CHALLENGE →
In how many lines does the string "parabola" appear? Answer with the number only.

ENTRIES →
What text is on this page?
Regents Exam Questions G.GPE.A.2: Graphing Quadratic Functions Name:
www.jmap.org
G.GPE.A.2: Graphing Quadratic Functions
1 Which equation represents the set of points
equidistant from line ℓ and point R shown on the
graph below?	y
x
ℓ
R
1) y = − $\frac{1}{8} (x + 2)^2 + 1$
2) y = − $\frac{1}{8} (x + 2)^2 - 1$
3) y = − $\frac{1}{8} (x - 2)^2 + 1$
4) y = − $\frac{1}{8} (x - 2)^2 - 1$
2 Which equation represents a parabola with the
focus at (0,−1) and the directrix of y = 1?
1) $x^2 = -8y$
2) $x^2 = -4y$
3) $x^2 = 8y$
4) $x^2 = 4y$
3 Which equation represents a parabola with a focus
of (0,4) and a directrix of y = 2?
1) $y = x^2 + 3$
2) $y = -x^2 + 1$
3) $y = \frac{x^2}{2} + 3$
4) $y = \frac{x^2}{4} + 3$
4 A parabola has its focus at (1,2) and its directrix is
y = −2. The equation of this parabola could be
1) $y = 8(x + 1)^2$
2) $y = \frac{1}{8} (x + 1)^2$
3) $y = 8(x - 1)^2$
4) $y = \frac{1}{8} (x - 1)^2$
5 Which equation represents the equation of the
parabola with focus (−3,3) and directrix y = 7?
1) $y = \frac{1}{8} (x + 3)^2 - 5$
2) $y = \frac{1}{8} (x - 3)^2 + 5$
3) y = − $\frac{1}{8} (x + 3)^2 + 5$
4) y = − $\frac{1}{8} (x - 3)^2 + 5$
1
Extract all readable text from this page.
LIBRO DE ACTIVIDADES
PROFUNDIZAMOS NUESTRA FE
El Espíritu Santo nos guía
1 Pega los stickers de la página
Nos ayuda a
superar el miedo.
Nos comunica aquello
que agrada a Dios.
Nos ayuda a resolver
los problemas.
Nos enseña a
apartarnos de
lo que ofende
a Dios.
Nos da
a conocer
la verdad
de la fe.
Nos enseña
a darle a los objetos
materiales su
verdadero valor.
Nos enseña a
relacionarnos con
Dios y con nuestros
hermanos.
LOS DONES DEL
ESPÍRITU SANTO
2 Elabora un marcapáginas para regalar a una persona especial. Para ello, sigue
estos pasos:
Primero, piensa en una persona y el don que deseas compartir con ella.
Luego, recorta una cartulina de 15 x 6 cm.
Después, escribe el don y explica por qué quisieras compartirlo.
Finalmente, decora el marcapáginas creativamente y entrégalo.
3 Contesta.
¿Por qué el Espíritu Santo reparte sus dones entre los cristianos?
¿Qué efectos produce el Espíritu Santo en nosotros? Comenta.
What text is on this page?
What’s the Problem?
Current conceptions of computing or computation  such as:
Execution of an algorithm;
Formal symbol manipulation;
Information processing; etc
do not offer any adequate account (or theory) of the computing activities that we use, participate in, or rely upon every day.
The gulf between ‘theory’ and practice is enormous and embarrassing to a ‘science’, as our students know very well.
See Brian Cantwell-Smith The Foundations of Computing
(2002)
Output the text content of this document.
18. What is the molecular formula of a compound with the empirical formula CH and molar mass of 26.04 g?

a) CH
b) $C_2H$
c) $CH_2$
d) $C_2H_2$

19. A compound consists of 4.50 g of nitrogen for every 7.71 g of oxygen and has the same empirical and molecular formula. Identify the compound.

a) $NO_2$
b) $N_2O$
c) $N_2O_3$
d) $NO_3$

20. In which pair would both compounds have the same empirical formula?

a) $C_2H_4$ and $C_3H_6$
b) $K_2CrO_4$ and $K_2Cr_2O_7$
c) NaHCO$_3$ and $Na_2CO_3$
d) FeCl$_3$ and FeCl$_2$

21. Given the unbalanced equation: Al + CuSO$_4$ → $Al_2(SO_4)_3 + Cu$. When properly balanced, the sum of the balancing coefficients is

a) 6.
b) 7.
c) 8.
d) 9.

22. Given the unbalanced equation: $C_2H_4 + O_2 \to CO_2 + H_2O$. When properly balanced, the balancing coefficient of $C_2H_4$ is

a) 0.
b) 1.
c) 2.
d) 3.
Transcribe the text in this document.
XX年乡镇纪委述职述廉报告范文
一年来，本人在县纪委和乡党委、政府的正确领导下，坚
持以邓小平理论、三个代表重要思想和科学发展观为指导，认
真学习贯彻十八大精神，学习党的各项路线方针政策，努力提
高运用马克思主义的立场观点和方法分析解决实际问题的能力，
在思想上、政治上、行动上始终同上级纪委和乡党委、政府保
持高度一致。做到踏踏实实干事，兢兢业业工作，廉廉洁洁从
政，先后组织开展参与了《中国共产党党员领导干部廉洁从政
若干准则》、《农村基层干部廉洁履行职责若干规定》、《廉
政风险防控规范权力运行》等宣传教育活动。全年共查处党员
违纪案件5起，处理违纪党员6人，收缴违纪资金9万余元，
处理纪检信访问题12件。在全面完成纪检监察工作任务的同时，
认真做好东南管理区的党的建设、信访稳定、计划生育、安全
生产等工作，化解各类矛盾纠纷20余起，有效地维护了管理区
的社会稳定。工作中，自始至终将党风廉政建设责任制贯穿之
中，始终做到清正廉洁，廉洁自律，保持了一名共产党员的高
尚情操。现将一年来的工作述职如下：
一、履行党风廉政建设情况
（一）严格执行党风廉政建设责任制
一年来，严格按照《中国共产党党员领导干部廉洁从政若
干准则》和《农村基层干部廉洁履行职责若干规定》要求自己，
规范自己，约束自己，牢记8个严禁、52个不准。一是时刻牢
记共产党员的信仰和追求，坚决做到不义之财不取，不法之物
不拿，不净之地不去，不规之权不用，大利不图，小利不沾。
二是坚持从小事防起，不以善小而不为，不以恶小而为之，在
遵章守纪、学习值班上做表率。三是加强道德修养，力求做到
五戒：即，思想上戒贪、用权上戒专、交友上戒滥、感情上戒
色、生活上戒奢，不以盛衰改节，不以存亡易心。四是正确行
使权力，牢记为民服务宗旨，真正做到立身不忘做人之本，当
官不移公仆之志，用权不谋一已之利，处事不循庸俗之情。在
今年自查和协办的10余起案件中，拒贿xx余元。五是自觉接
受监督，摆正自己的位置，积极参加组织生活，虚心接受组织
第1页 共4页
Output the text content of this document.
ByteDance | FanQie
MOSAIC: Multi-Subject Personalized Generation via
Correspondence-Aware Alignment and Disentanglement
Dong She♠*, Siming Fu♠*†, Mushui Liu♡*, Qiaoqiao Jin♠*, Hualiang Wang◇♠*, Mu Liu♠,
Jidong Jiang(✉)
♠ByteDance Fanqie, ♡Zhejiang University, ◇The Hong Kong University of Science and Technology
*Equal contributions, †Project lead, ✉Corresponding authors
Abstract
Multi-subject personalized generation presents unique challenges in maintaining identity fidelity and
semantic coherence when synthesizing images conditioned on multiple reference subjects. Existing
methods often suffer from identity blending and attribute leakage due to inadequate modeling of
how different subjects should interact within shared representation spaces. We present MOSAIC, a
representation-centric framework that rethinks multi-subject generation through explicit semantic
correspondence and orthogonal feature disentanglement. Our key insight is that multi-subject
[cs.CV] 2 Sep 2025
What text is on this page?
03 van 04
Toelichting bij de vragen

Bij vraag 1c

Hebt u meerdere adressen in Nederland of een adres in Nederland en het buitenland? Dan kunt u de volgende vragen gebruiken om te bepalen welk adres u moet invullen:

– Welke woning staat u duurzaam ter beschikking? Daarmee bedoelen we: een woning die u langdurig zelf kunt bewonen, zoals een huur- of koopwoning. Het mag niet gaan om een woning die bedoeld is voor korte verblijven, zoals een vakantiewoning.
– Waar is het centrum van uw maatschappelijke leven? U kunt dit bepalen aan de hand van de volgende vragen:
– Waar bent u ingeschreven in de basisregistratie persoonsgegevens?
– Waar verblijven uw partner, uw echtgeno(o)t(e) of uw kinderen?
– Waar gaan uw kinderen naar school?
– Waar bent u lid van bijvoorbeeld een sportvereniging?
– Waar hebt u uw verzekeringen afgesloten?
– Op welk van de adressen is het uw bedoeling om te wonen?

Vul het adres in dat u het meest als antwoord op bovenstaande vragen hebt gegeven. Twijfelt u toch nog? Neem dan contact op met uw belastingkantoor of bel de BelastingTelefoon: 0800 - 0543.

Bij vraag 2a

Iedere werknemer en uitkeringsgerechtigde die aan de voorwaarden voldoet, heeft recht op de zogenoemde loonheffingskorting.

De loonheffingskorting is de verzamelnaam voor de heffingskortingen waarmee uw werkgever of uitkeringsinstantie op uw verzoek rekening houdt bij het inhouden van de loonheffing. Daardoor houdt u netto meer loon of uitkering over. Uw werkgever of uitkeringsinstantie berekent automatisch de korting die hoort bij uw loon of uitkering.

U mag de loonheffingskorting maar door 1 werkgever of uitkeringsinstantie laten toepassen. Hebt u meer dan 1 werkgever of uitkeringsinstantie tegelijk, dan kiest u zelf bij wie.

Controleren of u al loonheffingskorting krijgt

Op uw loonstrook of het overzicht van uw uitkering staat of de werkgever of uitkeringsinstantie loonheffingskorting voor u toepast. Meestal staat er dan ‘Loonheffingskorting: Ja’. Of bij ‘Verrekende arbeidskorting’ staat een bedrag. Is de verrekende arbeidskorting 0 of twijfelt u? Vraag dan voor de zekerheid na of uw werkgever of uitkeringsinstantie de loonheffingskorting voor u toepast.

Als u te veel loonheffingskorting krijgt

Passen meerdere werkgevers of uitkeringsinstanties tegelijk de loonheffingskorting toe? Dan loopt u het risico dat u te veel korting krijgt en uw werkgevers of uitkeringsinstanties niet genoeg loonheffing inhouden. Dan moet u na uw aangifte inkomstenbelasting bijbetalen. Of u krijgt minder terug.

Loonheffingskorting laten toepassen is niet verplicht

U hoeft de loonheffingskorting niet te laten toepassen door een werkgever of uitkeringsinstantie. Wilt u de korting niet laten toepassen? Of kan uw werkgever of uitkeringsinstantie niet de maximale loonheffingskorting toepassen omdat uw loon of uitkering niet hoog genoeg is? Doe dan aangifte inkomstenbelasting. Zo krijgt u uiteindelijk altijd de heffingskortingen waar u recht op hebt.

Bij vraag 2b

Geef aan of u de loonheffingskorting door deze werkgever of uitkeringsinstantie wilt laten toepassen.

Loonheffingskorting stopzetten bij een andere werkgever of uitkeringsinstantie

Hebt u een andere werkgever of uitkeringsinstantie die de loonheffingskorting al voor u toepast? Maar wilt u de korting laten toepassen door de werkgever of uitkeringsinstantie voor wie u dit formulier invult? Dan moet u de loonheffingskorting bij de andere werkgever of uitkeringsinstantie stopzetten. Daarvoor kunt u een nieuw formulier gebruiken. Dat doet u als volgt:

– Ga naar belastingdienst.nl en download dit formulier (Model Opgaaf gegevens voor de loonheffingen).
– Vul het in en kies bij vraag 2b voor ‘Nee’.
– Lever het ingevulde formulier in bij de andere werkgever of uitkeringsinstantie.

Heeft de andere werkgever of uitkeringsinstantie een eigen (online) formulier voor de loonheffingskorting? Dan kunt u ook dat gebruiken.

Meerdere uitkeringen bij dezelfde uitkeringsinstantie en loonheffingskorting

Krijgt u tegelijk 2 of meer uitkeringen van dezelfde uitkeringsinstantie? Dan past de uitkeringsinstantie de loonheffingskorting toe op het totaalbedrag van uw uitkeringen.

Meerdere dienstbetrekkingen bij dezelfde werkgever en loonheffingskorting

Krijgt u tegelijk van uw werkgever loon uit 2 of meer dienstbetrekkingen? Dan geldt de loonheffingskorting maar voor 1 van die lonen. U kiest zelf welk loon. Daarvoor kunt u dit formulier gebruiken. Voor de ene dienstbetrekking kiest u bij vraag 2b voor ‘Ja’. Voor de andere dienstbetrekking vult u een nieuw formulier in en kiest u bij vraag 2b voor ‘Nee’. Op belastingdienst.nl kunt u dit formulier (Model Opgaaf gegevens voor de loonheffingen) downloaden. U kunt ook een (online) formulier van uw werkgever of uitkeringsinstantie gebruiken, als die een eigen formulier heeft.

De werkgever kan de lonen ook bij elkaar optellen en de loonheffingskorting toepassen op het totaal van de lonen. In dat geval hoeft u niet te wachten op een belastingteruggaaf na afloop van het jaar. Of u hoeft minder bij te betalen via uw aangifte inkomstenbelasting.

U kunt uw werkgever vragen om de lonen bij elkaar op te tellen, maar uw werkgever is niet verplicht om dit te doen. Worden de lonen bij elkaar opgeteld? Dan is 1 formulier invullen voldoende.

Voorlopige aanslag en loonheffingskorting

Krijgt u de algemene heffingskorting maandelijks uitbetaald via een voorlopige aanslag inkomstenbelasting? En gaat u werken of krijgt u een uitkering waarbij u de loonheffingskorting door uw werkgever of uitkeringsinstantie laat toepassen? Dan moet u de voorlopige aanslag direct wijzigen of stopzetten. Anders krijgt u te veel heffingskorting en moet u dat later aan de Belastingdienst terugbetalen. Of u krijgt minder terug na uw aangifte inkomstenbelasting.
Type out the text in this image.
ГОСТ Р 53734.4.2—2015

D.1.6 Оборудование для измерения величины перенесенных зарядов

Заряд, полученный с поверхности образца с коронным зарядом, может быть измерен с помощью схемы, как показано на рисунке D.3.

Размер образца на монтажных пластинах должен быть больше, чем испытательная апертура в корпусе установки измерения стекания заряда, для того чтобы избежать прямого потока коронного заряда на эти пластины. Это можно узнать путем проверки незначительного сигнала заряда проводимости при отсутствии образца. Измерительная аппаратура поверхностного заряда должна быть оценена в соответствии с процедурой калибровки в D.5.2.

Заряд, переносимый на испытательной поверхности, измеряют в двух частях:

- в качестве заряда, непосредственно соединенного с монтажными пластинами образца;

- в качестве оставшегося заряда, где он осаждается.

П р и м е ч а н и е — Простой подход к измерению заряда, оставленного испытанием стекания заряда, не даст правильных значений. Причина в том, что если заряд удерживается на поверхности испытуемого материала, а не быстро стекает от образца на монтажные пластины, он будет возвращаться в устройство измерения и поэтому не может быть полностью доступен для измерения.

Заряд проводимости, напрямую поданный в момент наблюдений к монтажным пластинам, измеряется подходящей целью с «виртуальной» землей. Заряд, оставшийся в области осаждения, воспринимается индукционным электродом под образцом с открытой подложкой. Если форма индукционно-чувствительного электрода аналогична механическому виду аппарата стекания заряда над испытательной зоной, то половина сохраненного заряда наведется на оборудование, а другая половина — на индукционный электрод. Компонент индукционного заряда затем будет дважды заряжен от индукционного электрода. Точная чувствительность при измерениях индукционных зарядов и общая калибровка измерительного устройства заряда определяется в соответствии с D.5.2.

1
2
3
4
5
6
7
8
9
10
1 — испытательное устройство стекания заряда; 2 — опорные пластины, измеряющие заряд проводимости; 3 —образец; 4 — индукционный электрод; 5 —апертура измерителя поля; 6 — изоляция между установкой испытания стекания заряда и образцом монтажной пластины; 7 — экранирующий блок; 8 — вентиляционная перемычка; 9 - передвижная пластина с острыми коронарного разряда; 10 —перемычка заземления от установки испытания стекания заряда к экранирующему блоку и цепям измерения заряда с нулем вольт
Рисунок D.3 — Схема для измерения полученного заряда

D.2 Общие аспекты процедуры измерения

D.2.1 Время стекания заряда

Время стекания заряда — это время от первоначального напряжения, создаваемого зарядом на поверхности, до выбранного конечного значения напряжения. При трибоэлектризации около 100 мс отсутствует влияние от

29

SOLUTION TO THIS TASK →
5